═════ DATASET ═════

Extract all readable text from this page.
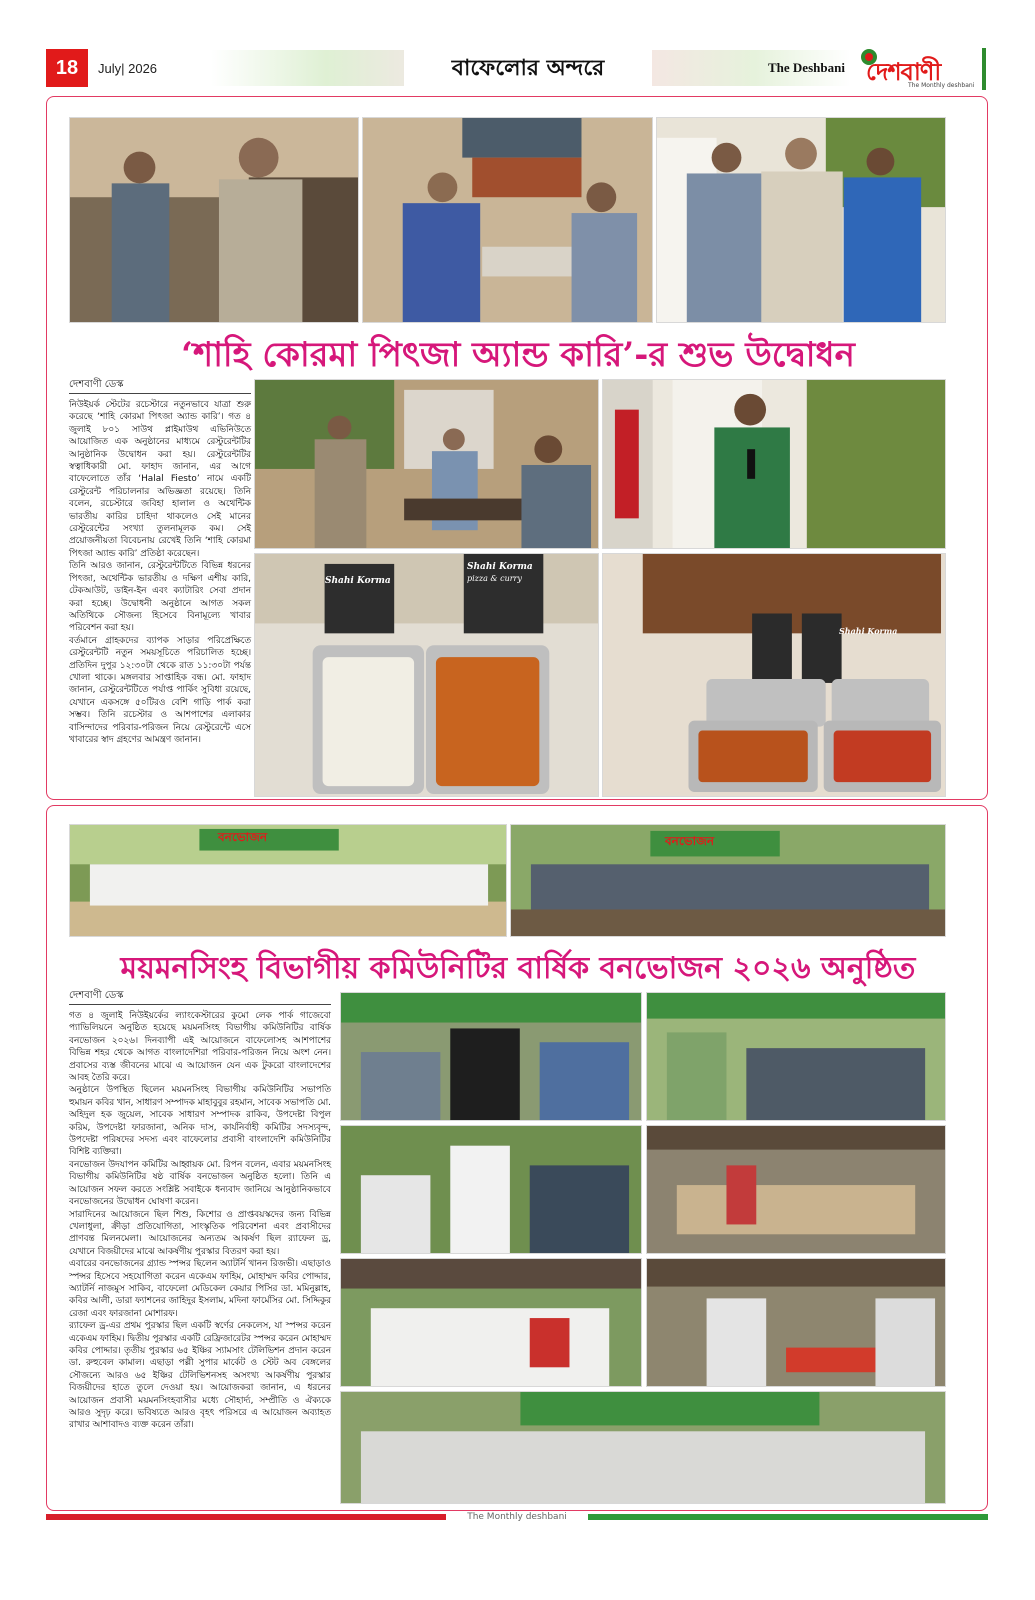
18	July| 2026	বাফেলোর অন্দরে	The Deshbani দেশবাণী
The Monthly deshbani
‘শাহি কোরমা পিৎজা অ্যান্ড কারি’-র শুভ উদ্বোধন
দেশবাণী ডেস্ক

নিউইয়র্ক স্টেটের রচেস্টারে নতুনভাবে যাত্রা শুরু করেছে ‘শাহি কোরমা পিৎজা অ্যান্ড কারি’। গত ৪ জুলাই ৮০১ সাউথ প্লাইমাউথ এভিনিউতে আয়োজিত এক অনুষ্ঠানের মাধ্যমে রেস্টুরেন্টটির আনুষ্ঠানিক উদ্বোধন করা হয়। রেস্টুরেন্টটির স্বত্বাধিকারী মো. ফাহাদ জানান, এর আগে বাফেলোতে তাঁর ‘Halal Fiesto’ নামে একটি রেস্টুরেন্ট পরিচালনার অভিজ্ঞতা রয়েছে। তিনি বলেন, রচেস্টারে জবিহা হালাল ও অথেন্টিক ভারতীয় কারির চাহিদা থাকলেও সেই মানের রেস্টুরেন্টের সংখ্যা তুলনামূলক কম। সেই প্রয়োজনীয়তা বিবেচনায় রেখেই তিনি ‘শাহি কোরমা পিৎজা অ্যান্ড কারি’ প্রতিষ্ঠা করেছেন।

তিনি আরও জানান, রেস্টুরেন্টটিতে বিভিন্ন ধরনের পিৎজা, অথেন্টিক ভারতীয় ও দক্ষিণ এশীয় কারি, টেকআউট, ডাইন-ইন এবং ক্যাটারিং সেবা প্রদান করা হচ্ছে। উদ্বোধনী অনুষ্ঠানে আগত সকল অতিথিকে সৌজন্য হিসেবে বিনামূল্যে খাবার পরিবেশন করা হয়।

বর্তমানে গ্রাহকদের ব্যাপক সাড়ার পরিপ্রেক্ষিতে রেস্টুরেন্টটি নতুন সময়সূচিতে পরিচালিত হচ্ছে। প্রতিদিন দুপুর ১২:৩০টা থেকে রাত ১১:৩০টা পর্যন্ত খোলা থাকে। মঙ্গলবার সাপ্তাহিক বন্ধ। মো. ফাহাদ জানান, রেস্টুরেন্টটিতে পর্যাপ্ত পার্কিং সুবিধা রয়েছে, যেখানে একসঙ্গে ৫০টিরও বেশি গাড়ি পার্ক করা সম্ভব। তিনি রচেস্টার ও আশপাশের এলাকার বাসিন্দাদের পরিবার-পরিজন নিয়ে রেস্টুরেন্টে এসে খাবারের স্বাদ গ্রহণের আমন্ত্রণ জানান।

Shahi Korma
Shahi Korma
pizza & curry
Shahi Korma
বনভোজন	বনভোজন
ময়মনসিংহ বিভাগীয় কমিউনিটির বার্ষিক বনভোজন ২০২৬ অনুষ্ঠিত
দেশবাণী ডেস্ক

গত ৪ জুলাই নিউইয়র্কের ল্যাংকেস্টারের কুমো লেক পার্ক গাজেবো প্যাভিলিয়নে অনুষ্ঠিত হয়েছে ময়মনসিংহ বিভাগীয় কমিউনিটির বার্ষিক বনভোজন ২০২৬। দিনব্যাপী এই আয়োজনে বাফেলোসহ আশপাশের বিভিন্ন শহর থেকে আগত বাংলাদেশিরা পরিবার-পরিজন নিয়ে অংশ নেন। প্রবাসের ব্যস্ত জীবনের মাঝে এ আয়োজন যেন এক টুকরো বাংলাদেশের আবহ তৈরি করে।

অনুষ্ঠানে উপস্থিত ছিলেন ময়মনসিংহ বিভাগীয় কমিউনিটির সভাপতি হুমায়ন কবির খান, সাধারণ সম্পাদক মাহাবুবুর রহমান, সাবেক সভাপতি মো. অহিদুল হক জুয়েল, সাবেক সাধারণ সম্পাদক রাকিব, উপদেষ্টা বিপুল করিম, উপদেষ্টা ফারজানা, অনিক দাস, কার্যনির্বাহী কমিটির সদস্যবৃন্দ, উপদেষ্টা পরিষদের সদস্য এবং বাফেলোর প্রবাসী বাংলাদেশি কমিউনিটির বিশিষ্ট ব্যক্তিরা।

বনভোজন উদযাপন কমিটির আহ্বায়ক মো. রিপন বলেন, এবার ময়মনসিংহ বিভাগীয় কমিউনিটির ষষ্ঠ বার্ষিক বনভোজন অনুষ্ঠিত হলো। তিনি এ আয়োজন সফল করতে সংশ্লিষ্ট সবাইকে ধন্যবাদ জানিয়ে আনুষ্ঠানিকভাবে বনভোজনের উদ্বোধন ঘোষণা করেন।

সারাদিনের আয়োজনে ছিল শিশু, কিশোর ও প্রাপ্তবয়স্কদের জন্য বিভিন্ন খেলাধুলা, ক্রীড়া প্রতিযোগিতা, সাংস্কৃতিক পরিবেশনা এবং প্রবাসীদের প্রাণবন্ত মিলনমেলা। আয়োজনের অন্যতম আকর্ষণ ছিল র‍্যাফেল ড্র, যেখানে বিজয়ীদের মাঝে আকর্ষণীয় পুরস্কার বিতরণ করা হয়।

এবারের বনভোজনের গ্র্যান্ড স্পন্সর ছিলেন অ্যাটর্নি খানন রিজভী। এছাড়াও স্পন্সর হিসেবে সহযোগিতা করেন একেএম ফাহিম, মোহাম্মদ কবির পোদ্দার, অ্যাটর্নি নাজমুস সাকিব, বাফেলো মেডিকেল কেয়ার পিসির ডা. মমিনুল্লাহ, কবির আলী, ডারা ফ্যাশনের জাহিদুর ইসলাম, মদিনা ফার্মেসির মো. সিদ্দিকুর রেজা এবং ফারজানা মোশারফ।

র‍্যাফেল ড্র-এর প্রথম পুরস্কার ছিল একটি স্বর্ণের নেকলেস, যা স্পন্সর করেন একেএম ফাহিম। দ্বিতীয় পুরস্কার একটি রেফ্রিজারেটর স্পন্সর করেন মোহাম্মদ কবির পোদ্দার। তৃতীয় পুরস্কার ৬৫ ইঞ্চির স্যামসাং টেলিভিশন প্রদান করেন ডা. রুহুবেল কামাল। এছাড়া পল্লী সুপার মার্কেট ও স্টেট অব বেঙ্গলের সৌজন্যে আরও ৬৫ ইঞ্চির টেলিভিশনসহ অসংখ্য আকর্ষণীয় পুরস্কার বিজয়ীদের হাতে তুলে দেওয়া হয়। আয়োজকরা জানান, এ ধরনের আয়োজন প্রবাসী ময়মনসিংহবাসীর মধ্যে সৌহার্দ্য, সম্প্রীতি ও ঐক্যকে আরও সুদৃঢ় করে। ভবিষ্যতে আরও বৃহৎ পরিসরে এ আয়োজন অব্যাহত রাখার আশাবাদও ব্যক্ত করেন তাঁরা।

The Monthly deshbani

═════

**EXERCISE INSTRUCTIONS:** Reproduce each line of the records exactly, and omit every picture.

**REPLY TO THE TASK:**
Extract all readable text from this page.
18	July| 2026	বাফেলোর অন্দরে	The Deshbani দেশবাণী
The Monthly deshbani
‘শাহি কোরমা পিৎজা অ্যান্ড কারি’-র শুভ উদ্বোধন
দেশবাণী ডেস্ক

নিউইয়র্ক স্টেটের রচেস্টারে নতুনভাবে যাত্রা শুরু করেছে ‘শাহি কোরমা পিৎজা অ্যান্ড কারি’। গত ৪ জুলাই ৮০১ সাউথ প্লাইমাউথ এভিনিউতে আয়োজিত এক অনুষ্ঠানের মাধ্যমে রেস্টুরেন্টটির আনুষ্ঠানিক উদ্বোধন করা হয়। রেস্টুরেন্টটির স্বত্বাধিকারী মো. ফাহাদ জানান, এর আগে বাফেলোতে তাঁর ‘Halal Fiesto’ নামে একটি রেস্টুরেন্ট পরিচালনার অভিজ্ঞতা রয়েছে। তিনি বলেন, রচেস্টারে জবিহা হালাল ও অথেন্টিক ভারতীয় কারির চাহিদা থাকলেও সেই মানের রেস্টুরেন্টের সংখ্যা তুলনামূলক কম। সেই প্রয়োজনীয়তা বিবেচনায় রেখেই তিনি ‘শাহি কোরমা পিৎজা অ্যান্ড কারি’ প্রতিষ্ঠা করেছেন।

তিনি আরও জানান, রেস্টুরেন্টটিতে বিভিন্ন ধরনের পিৎজা, অথেন্টিক ভারতীয় ও দক্ষিণ এশীয় কারি, টেকআউট, ডাইন-ইন এবং ক্যাটারিং সেবা প্রদান করা হচ্ছে। উদ্বোধনী অনুষ্ঠানে আগত সকল অতিথিকে সৌজন্য হিসেবে বিনামূল্যে খাবার পরিবেশন করা হয়।

বর্তমানে গ্রাহকদের ব্যাপক সাড়ার পরিপ্রেক্ষিতে রেস্টুরেন্টটি নতুন সময়সূচিতে পরিচালিত হচ্ছে। প্রতিদিন দুপুর ১২:৩০টা থেকে রাত ১১:৩০টা পর্যন্ত খোলা থাকে। মঙ্গলবার সাপ্তাহিক বন্ধ। মো. ফাহাদ জানান, রেস্টুরেন্টটিতে পর্যাপ্ত পার্কিং সুবিধা রয়েছে, যেখানে একসঙ্গে ৫০টিরও বেশি গাড়ি পার্ক করা সম্ভব। তিনি রচেস্টার ও আশপাশের এলাকার বাসিন্দাদের পরিবার-পরিজন নিয়ে রেস্টুরেন্টে এসে খাবারের স্বাদ গ্রহণের আমন্ত্রণ জানান।

Shahi Korma
Shahi Korma
pizza & curry
Shahi Korma
বনভোজন	বনভোজন
ময়মনসিংহ বিভাগীয় কমিউনিটির বার্ষিক বনভোজন ২০২৬ অনুষ্ঠিত
দেশবাণী ডেস্ক

গত ৪ জুলাই নিউইয়র্কের ল্যাংকেস্টারের কুমো লেক পার্ক গাজেবো প্যাভিলিয়নে অনুষ্ঠিত হয়েছে ময়মনসিংহ বিভাগীয় কমিউনিটির বার্ষিক বনভোজন ২০২৬। দিনব্যাপী এই আয়োজনে বাফেলোসহ আশপাশের বিভিন্ন শহর থেকে আগত বাংলাদেশিরা পরিবার-পরিজন নিয়ে অংশ নেন। প্রবাসের ব্যস্ত জীবনের মাঝে এ আয়োজন যেন এক টুকরো বাংলাদেশের আবহ তৈরি করে।

অনুষ্ঠানে উপস্থিত ছিলেন ময়মনসিংহ বিভাগীয় কমিউনিটির সভাপতি হুমায়ন কবির খান, সাধারণ সম্পাদক মাহাবুবুর রহমান, সাবেক সভাপতি মো. অহিদুল হক জুয়েল, সাবেক সাধারণ সম্পাদক রাকিব, উপদেষ্টা বিপুল করিম, উপদেষ্টা ফারজানা, অনিক দাস, কার্যনির্বাহী কমিটির সদস্যবৃন্দ, উপদেষ্টা পরিষদের সদস্য এবং বাফেলোর প্রবাসী বাংলাদেশি কমিউনিটির বিশিষ্ট ব্যক্তিরা।

বনভোজন উদযাপন কমিটির আহ্বায়ক মো. রিপন বলেন, এবার ময়মনসিংহ বিভাগীয় কমিউনিটির ষষ্ঠ বার্ষিক বনভোজন অনুষ্ঠিত হলো। তিনি এ আয়োজন সফল করতে সংশ্লিষ্ট সবাইকে ধন্যবাদ জানিয়ে আনুষ্ঠানিকভাবে বনভোজনের উদ্বোধন ঘোষণা করেন।

সারাদিনের আয়োজনে ছিল শিশু, কিশোর ও প্রাপ্তবয়স্কদের জন্য বিভিন্ন খেলাধুলা, ক্রীড়া প্রতিযোগিতা, সাংস্কৃতিক পরিবেশনা এবং প্রবাসীদের প্রাণবন্ত মিলনমেলা। আয়োজনের অন্যতম আকর্ষণ ছিল র‍্যাফেল ড্র, যেখানে বিজয়ীদের মাঝে আকর্ষণীয় পুরস্কার বিতরণ করা হয়।

এবারের বনভোজনের গ্র্যান্ড স্পন্সর ছিলেন অ্যাটর্নি খানন রিজভী। এছাড়াও স্পন্সর হিসেবে সহযোগিতা করেন একেএম ফাহিম, মোহাম্মদ কবির পোদ্দার, অ্যাটর্নি নাজমুস সাকিব, বাফেলো মেডিকেল কেয়ার পিসির ডা. মমিনুল্লাহ, কবির আলী, ডারা ফ্যাশনের জাহিদুর ইসলাম, মদিনা ফার্মেসির মো. সিদ্দিকুর রেজা এবং ফারজানা মোশারফ।

র‍্যাফেল ড্র-এর প্রথম পুরস্কার ছিল একটি স্বর্ণের নেকলেস, যা স্পন্সর করেন একেএম ফাহিম। দ্বিতীয় পুরস্কার একটি রেফ্রিজারেটর স্পন্সর করেন মোহাম্মদ কবির পোদ্দার। তৃতীয় পুরস্কার ৬৫ ইঞ্চির স্যামসাং টেলিভিশন প্রদান করেন ডা. রুহুবেল কামাল। এছাড়া পল্লী সুপার মার্কেট ও স্টেট অব বেঙ্গলের সৌজন্যে আরও ৬৫ ইঞ্চির টেলিভিশনসহ অসংখ্য আকর্ষণীয় পুরস্কার বিজয়ীদের হাতে তুলে দেওয়া হয়। আয়োজকরা জানান, এ ধরনের আয়োজন প্রবাসী ময়মনসিংহবাসীর মধ্যে সৌহার্দ্য, সম্প্রীতি ও ঐক্যকে আরও সুদৃঢ় করে। ভবিষ্যতে আরও বৃহৎ পরিসরে এ আয়োজন অব্যাহত রাখার আশাবাদও ব্যক্ত করেন তাঁরা।

The Monthly deshbani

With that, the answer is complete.